**EXERCISE REQUIREMENTS**
Copy out all lines in the data below containing the string "from".

Figure record extracts:
************
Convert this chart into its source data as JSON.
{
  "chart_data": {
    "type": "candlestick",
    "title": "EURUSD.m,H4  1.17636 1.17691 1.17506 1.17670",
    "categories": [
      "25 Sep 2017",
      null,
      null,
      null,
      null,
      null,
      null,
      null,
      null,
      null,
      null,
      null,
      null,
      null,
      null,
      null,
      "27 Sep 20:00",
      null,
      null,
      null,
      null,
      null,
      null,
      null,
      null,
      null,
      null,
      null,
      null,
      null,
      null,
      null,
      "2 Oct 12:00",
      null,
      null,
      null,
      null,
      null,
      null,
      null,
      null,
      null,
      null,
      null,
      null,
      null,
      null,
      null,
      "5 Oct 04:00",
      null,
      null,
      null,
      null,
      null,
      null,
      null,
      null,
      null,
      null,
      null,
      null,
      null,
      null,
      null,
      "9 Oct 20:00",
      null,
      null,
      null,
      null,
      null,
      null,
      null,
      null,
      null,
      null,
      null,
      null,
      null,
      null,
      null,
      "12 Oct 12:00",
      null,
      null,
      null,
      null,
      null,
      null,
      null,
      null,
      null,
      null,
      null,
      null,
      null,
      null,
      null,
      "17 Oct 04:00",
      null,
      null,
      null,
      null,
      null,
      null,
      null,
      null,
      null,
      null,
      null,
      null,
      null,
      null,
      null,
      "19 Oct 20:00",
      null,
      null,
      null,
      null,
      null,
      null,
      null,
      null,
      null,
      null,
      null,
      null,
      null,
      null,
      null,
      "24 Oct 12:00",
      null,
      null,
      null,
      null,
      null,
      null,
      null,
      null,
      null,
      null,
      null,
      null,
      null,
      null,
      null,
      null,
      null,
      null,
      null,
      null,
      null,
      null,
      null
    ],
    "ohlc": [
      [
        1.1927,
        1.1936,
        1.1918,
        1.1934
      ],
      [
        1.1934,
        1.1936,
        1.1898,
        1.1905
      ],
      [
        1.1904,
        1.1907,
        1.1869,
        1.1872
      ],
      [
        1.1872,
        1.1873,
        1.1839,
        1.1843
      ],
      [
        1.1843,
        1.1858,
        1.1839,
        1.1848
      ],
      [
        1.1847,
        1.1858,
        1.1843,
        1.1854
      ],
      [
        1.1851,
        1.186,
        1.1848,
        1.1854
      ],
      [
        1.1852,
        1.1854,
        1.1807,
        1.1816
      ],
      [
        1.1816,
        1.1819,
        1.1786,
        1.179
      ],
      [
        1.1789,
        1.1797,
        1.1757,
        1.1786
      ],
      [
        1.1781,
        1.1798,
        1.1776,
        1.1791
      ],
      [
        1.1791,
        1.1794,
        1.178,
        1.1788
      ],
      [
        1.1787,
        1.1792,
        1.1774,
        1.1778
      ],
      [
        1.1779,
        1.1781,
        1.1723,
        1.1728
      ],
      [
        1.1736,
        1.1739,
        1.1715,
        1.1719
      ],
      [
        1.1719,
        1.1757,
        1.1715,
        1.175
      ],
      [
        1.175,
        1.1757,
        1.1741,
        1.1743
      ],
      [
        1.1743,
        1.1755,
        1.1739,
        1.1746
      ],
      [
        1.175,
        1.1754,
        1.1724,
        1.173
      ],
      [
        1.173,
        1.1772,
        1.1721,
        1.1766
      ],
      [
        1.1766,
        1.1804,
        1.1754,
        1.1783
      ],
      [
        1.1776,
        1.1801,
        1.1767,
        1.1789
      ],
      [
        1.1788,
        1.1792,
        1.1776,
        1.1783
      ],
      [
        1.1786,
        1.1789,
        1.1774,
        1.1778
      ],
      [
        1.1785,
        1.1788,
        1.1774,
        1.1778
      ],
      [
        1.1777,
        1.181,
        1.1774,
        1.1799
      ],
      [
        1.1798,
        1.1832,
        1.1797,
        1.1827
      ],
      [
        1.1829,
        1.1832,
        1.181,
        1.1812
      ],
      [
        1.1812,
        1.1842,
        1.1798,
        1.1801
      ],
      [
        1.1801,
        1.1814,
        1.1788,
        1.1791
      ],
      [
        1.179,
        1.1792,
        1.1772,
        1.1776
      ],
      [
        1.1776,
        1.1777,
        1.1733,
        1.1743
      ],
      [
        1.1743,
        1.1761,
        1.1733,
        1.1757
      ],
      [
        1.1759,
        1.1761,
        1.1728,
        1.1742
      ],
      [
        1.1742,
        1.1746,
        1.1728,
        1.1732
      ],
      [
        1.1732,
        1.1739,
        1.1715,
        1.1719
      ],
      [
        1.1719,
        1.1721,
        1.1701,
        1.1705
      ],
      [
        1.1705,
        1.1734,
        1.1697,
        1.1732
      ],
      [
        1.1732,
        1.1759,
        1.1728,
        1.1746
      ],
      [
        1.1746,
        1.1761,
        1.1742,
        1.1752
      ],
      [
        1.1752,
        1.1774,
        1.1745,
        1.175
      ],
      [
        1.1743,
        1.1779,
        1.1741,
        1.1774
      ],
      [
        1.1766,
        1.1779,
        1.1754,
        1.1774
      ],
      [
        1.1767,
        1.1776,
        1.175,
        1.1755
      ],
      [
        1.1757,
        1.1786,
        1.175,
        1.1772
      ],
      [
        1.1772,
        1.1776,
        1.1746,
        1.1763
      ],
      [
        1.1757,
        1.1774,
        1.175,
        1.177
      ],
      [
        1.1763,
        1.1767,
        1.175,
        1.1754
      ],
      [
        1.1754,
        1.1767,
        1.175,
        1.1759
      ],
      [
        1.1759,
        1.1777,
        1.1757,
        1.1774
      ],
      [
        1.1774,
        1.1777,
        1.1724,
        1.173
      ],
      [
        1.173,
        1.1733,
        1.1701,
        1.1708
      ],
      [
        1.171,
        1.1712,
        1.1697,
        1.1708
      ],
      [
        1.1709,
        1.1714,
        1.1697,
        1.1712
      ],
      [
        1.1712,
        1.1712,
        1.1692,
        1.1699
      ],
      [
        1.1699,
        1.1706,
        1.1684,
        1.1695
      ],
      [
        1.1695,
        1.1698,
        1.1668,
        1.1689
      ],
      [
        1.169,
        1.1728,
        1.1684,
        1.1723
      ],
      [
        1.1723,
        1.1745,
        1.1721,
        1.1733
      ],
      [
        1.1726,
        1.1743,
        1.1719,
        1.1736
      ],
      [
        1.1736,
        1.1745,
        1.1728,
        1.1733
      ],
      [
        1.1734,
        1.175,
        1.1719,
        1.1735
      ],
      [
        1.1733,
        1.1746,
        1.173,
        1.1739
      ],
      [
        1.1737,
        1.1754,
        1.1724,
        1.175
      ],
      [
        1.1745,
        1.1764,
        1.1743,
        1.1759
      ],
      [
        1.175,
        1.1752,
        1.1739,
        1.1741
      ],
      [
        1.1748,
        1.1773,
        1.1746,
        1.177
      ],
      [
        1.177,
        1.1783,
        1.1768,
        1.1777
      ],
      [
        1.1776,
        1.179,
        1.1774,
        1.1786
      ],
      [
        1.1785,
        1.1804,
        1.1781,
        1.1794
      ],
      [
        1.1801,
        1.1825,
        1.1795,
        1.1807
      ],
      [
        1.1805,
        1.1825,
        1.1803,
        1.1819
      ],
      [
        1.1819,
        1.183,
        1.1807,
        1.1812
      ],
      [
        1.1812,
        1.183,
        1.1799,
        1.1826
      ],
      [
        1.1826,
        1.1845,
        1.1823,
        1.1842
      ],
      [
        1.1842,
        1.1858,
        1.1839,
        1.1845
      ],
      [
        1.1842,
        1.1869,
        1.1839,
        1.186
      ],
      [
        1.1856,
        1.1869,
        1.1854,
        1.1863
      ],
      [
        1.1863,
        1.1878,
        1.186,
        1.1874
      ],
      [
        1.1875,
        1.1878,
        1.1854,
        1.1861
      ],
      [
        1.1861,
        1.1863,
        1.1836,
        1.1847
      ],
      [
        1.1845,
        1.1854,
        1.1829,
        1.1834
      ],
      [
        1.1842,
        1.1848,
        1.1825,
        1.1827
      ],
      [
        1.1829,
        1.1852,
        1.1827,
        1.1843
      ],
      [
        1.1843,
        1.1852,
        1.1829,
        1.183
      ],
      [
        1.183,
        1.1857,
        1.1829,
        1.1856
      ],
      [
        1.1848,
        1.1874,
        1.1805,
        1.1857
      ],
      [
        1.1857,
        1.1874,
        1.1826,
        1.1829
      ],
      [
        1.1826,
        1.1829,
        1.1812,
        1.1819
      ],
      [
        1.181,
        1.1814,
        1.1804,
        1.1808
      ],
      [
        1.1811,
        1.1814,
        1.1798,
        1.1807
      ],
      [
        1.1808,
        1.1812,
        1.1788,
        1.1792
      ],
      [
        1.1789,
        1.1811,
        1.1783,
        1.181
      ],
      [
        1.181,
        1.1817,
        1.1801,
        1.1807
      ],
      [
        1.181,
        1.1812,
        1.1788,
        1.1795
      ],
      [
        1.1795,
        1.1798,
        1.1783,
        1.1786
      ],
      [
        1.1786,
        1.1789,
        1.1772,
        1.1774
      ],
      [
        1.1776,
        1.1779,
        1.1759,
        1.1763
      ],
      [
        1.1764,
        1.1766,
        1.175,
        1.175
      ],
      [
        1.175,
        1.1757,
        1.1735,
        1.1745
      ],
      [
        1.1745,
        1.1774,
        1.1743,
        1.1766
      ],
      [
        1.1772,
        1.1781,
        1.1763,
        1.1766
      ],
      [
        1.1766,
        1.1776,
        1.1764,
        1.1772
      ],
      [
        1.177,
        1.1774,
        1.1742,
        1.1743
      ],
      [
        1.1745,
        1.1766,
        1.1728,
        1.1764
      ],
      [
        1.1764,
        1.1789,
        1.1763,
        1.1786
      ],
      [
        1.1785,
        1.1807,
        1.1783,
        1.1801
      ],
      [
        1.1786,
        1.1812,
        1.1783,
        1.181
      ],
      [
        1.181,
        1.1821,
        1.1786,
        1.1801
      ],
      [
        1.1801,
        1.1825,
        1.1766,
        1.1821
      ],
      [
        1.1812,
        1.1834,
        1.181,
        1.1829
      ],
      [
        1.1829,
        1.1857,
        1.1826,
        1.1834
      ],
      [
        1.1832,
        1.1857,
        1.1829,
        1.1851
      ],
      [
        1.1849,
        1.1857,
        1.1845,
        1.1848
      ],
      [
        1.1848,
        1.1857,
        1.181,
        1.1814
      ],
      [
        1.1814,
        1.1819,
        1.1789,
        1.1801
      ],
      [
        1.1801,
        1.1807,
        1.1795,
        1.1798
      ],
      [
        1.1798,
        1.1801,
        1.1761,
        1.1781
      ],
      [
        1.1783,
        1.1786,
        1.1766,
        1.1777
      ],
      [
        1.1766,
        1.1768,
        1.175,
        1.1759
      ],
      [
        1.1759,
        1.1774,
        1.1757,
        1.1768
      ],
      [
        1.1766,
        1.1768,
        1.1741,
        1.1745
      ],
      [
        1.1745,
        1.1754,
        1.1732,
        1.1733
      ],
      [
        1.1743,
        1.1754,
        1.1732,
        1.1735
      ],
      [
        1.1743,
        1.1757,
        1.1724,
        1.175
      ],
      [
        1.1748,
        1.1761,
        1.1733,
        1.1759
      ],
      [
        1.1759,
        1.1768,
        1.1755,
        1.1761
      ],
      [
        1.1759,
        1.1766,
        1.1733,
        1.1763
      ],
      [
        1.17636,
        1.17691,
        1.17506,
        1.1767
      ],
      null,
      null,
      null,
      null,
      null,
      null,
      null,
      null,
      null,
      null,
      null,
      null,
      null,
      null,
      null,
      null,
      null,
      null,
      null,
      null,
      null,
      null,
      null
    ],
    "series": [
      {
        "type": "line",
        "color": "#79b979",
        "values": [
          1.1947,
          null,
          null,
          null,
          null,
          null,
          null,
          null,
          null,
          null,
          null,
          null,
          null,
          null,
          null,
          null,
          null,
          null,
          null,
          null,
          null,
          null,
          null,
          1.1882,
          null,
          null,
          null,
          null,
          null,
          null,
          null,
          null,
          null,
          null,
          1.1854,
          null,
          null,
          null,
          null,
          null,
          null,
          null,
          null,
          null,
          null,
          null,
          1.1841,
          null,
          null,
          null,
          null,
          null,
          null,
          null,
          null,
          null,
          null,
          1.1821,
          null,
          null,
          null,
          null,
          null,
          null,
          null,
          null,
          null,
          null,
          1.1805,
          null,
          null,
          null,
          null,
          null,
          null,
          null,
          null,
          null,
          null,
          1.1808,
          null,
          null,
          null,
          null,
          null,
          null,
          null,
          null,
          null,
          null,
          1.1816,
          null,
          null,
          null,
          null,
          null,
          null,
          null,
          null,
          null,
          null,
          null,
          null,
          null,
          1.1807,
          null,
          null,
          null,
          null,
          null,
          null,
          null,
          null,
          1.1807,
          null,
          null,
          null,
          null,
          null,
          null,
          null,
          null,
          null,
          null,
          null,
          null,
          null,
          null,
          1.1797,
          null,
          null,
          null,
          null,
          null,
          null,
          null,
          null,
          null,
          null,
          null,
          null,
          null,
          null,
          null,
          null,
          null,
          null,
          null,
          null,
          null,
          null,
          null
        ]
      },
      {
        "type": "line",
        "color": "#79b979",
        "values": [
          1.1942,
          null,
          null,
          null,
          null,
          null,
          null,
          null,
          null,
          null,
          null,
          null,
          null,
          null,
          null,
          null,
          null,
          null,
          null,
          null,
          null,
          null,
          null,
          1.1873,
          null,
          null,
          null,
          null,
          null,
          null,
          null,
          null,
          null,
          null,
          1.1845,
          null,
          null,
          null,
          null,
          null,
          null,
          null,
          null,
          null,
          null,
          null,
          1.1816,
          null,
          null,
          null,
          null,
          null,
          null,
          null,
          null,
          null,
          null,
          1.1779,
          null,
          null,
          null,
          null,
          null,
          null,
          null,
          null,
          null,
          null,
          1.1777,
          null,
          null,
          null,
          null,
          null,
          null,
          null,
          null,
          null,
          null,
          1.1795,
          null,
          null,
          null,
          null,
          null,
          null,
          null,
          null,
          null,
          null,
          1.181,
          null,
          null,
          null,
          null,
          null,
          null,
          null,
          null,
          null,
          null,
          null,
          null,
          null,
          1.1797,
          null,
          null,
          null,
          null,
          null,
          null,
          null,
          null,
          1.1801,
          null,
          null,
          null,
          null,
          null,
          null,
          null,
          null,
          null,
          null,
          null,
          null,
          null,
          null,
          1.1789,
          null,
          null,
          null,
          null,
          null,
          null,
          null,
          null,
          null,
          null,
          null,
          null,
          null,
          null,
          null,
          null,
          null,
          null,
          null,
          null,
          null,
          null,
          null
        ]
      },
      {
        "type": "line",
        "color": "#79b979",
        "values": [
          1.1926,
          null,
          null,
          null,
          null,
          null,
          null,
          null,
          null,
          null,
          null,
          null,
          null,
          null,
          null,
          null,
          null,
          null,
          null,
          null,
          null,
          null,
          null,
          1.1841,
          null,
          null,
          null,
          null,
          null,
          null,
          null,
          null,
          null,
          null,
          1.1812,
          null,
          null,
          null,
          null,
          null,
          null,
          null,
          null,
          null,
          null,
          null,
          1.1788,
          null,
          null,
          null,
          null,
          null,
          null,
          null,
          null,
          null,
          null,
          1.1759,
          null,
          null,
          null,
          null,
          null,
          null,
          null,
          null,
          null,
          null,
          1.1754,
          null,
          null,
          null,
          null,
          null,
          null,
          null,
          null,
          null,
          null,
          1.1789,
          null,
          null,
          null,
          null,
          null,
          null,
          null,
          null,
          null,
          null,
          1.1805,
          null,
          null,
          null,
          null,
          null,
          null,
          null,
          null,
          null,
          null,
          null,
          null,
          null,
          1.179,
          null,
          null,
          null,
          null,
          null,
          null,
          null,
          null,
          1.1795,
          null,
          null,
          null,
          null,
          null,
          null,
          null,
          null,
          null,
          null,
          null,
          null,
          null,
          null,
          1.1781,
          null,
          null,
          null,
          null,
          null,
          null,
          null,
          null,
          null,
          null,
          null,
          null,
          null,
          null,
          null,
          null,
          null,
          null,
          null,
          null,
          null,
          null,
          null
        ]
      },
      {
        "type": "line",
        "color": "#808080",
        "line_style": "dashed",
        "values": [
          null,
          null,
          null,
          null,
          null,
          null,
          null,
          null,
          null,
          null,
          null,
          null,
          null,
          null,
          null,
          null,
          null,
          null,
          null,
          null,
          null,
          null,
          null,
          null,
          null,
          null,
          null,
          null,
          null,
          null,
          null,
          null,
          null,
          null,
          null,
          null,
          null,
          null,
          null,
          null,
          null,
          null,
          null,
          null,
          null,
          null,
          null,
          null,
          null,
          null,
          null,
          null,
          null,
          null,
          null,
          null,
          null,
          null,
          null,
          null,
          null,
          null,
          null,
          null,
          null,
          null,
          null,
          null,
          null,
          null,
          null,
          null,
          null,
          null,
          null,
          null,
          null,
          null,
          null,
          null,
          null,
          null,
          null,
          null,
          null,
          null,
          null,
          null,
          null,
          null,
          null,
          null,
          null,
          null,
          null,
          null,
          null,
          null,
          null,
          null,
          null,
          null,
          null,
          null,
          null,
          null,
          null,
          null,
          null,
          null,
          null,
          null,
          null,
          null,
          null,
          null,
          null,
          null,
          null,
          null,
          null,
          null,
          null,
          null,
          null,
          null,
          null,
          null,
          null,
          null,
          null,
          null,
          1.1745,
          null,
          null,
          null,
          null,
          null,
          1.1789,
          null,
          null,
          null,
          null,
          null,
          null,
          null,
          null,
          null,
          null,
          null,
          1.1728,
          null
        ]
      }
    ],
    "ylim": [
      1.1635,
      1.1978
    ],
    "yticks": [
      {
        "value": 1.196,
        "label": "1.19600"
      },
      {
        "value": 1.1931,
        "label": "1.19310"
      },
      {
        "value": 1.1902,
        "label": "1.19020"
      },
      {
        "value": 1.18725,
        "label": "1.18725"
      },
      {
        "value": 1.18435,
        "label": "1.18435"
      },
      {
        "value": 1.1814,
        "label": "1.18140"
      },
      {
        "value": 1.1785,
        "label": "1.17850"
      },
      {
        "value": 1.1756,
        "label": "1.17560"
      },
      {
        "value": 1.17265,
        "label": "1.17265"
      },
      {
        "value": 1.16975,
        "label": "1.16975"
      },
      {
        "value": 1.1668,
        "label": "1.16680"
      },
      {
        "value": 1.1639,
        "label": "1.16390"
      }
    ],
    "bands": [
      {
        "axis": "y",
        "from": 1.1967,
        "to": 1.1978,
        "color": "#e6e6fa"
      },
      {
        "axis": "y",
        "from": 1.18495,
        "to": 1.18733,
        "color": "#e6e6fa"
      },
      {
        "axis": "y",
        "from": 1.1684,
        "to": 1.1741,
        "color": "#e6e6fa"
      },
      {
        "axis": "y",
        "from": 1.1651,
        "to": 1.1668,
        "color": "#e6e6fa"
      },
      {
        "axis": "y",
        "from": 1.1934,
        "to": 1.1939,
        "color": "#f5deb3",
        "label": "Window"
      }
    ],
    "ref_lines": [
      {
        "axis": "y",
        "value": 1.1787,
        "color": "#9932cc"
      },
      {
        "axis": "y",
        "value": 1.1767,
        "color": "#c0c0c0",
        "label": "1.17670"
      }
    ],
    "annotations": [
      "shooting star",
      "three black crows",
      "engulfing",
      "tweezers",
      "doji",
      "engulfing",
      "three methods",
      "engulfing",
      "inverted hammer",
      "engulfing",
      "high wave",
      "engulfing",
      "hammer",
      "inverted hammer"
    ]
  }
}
************
**TASK OUTPUT**
        "from": 1.1967,
        "from": 1.18495,
        "from": 1.1684,
        "from": 1.1651,
        "from": 1.1934,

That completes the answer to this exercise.